(Recorded data)
★ ★ ★

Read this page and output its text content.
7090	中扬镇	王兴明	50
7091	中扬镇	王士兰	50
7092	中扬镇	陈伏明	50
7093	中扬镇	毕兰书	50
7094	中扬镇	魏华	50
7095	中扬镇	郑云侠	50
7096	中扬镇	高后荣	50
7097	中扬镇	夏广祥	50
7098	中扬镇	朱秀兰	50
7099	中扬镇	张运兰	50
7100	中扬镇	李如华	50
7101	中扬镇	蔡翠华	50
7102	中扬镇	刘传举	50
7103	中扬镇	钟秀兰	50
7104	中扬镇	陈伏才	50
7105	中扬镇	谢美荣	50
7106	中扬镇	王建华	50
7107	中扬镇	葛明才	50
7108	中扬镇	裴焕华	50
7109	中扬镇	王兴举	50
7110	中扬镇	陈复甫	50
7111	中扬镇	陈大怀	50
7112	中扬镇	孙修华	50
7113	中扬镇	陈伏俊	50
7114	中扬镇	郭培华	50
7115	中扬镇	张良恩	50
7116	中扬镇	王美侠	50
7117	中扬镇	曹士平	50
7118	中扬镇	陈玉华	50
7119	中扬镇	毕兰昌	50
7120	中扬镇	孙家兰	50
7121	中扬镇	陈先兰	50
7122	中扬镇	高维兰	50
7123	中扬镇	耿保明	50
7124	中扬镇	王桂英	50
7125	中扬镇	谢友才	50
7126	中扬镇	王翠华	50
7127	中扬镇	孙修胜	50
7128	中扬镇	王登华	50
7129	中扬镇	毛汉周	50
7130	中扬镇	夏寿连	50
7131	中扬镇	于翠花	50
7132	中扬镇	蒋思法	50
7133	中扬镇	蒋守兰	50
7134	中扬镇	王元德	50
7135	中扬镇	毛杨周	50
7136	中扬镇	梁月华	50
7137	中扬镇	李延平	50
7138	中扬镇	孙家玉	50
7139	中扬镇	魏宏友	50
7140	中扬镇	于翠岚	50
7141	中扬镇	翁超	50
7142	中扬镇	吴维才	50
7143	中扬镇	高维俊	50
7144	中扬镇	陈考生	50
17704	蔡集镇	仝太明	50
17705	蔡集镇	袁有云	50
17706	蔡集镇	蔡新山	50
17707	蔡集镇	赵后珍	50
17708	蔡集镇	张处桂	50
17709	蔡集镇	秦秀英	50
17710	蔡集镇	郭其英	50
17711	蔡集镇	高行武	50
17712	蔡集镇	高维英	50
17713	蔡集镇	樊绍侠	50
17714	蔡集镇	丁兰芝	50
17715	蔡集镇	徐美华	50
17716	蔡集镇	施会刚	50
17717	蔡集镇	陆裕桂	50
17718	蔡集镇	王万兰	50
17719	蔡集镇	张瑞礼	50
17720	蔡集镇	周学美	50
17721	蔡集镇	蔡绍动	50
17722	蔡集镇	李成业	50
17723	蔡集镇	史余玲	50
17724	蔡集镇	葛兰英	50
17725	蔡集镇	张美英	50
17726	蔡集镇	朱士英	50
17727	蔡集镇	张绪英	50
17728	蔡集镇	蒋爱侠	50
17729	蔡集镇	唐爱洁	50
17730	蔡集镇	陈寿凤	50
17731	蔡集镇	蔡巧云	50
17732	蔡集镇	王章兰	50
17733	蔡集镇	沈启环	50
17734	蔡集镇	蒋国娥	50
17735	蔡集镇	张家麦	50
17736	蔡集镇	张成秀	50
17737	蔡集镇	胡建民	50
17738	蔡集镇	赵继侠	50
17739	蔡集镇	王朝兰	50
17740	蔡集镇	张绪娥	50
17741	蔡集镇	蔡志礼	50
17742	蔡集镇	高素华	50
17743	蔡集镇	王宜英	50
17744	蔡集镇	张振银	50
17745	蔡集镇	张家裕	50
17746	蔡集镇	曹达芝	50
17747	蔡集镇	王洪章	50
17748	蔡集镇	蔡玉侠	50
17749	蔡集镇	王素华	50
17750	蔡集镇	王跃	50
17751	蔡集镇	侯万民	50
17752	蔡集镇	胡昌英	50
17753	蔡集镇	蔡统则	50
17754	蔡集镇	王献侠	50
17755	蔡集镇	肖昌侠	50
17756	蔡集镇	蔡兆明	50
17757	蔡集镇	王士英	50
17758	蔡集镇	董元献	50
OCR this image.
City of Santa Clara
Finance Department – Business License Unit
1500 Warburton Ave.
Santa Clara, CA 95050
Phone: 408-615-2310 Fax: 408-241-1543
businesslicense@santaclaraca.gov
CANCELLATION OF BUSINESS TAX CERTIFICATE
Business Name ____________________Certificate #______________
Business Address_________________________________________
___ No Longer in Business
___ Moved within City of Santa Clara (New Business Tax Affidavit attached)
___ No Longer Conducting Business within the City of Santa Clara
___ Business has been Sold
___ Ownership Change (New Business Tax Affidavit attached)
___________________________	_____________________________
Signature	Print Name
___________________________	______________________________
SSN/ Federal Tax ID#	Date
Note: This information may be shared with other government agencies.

★ ★ ★

## Required task
All the data must be duplicated exactly, with nothing added or removed.

## Response
Read this page and output its text content.
7090	中扬镇	王兴明	50
7091	中扬镇	王士兰	50
7092	中扬镇	陈伏明	50
7093	中扬镇	毕兰书	50
7094	中扬镇	魏华	50
7095	中扬镇	郑云侠	50
7096	中扬镇	高后荣	50
7097	中扬镇	夏广祥	50
7098	中扬镇	朱秀兰	50
7099	中扬镇	张运兰	50
7100	中扬镇	李如华	50
7101	中扬镇	蔡翠华	50
7102	中扬镇	刘传举	50
7103	中扬镇	钟秀兰	50
7104	中扬镇	陈伏才	50
7105	中扬镇	谢美荣	50
7106	中扬镇	王建华	50
7107	中扬镇	葛明才	50
7108	中扬镇	裴焕华	50
7109	中扬镇	王兴举	50
7110	中扬镇	陈复甫	50
7111	中扬镇	陈大怀	50
7112	中扬镇	孙修华	50
7113	中扬镇	陈伏俊	50
7114	中扬镇	郭培华	50
7115	中扬镇	张良恩	50
7116	中扬镇	王美侠	50
7117	中扬镇	曹士平	50
7118	中扬镇	陈玉华	50
7119	中扬镇	毕兰昌	50
7120	中扬镇	孙家兰	50
7121	中扬镇	陈先兰	50
7122	中扬镇	高维兰	50
7123	中扬镇	耿保明	50
7124	中扬镇	王桂英	50
7125	中扬镇	谢友才	50
7126	中扬镇	王翠华	50
7127	中扬镇	孙修胜	50
7128	中扬镇	王登华	50
7129	中扬镇	毛汉周	50
7130	中扬镇	夏寿连	50
7131	中扬镇	于翠花	50
7132	中扬镇	蒋思法	50
7133	中扬镇	蒋守兰	50
7134	中扬镇	王元德	50
7135	中扬镇	毛杨周	50
7136	中扬镇	梁月华	50
7137	中扬镇	李延平	50
7138	中扬镇	孙家玉	50
7139	中扬镇	魏宏友	50
7140	中扬镇	于翠岚	50
7141	中扬镇	翁超	50
7142	中扬镇	吴维才	50
7143	中扬镇	高维俊	50
7144	中扬镇	陈考生	50
17704	蔡集镇	仝太明	50
17705	蔡集镇	袁有云	50
17706	蔡集镇	蔡新山	50
17707	蔡集镇	赵后珍	50
17708	蔡集镇	张处桂	50
17709	蔡集镇	秦秀英	50
17710	蔡集镇	郭其英	50
17711	蔡集镇	高行武	50
17712	蔡集镇	高维英	50
17713	蔡集镇	樊绍侠	50
17714	蔡集镇	丁兰芝	50
17715	蔡集镇	徐美华	50
17716	蔡集镇	施会刚	50
17717	蔡集镇	陆裕桂	50
17718	蔡集镇	王万兰	50
17719	蔡集镇	张瑞礼	50
17720	蔡集镇	周学美	50
17721	蔡集镇	蔡绍动	50
17722	蔡集镇	李成业	50
17723	蔡集镇	史余玲	50
17724	蔡集镇	葛兰英	50
17725	蔡集镇	张美英	50
17726	蔡集镇	朱士英	50
17727	蔡集镇	张绪英	50
17728	蔡集镇	蒋爱侠	50
17729	蔡集镇	唐爱洁	50
17730	蔡集镇	陈寿凤	50
17731	蔡集镇	蔡巧云	50
17732	蔡集镇	王章兰	50
17733	蔡集镇	沈启环	50
17734	蔡集镇	蒋国娥	50
17735	蔡集镇	张家麦	50
17736	蔡集镇	张成秀	50
17737	蔡集镇	胡建民	50
17738	蔡集镇	赵继侠	50
17739	蔡集镇	王朝兰	50
17740	蔡集镇	张绪娥	50
17741	蔡集镇	蔡志礼	50
17742	蔡集镇	高素华	50
17743	蔡集镇	王宜英	50
17744	蔡集镇	张振银	50
17745	蔡集镇	张家裕	50
17746	蔡集镇	曹达芝	50
17747	蔡集镇	王洪章	50
17748	蔡集镇	蔡玉侠	50
17749	蔡集镇	王素华	50
17750	蔡集镇	王跃	50
17751	蔡集镇	侯万民	50
17752	蔡集镇	胡昌英	50
17753	蔡集镇	蔡统则	50
17754	蔡集镇	王献侠	50
17755	蔡集镇	肖昌侠	50
17756	蔡集镇	蔡兆明	50
17757	蔡集镇	王士英	50
17758	蔡集镇	董元献	50
OCR this image.
City of Santa Clara
Finance Department – Business License Unit
1500 Warburton Ave.
Santa Clara, CA 95050
Phone: 408-615-2310 Fax: 408-241-1543
businesslicense@santaclaraca.gov
CANCELLATION OF BUSINESS TAX CERTIFICATE
Business Name ____________________Certificate #______________
Business Address_________________________________________
___ No Longer in Business
___ Moved within City of Santa Clara (New Business Tax Affidavit attached)
___ No Longer Conducting Business within the City of Santa Clara
___ Business has been Sold
___ Ownership Change (New Business Tax Affidavit attached)
___________________________	_____________________________
Signature	Print Name
___________________________	______________________________
SSN/ Federal Tax ID#	Date
Note: This information may be shared with other government agencies.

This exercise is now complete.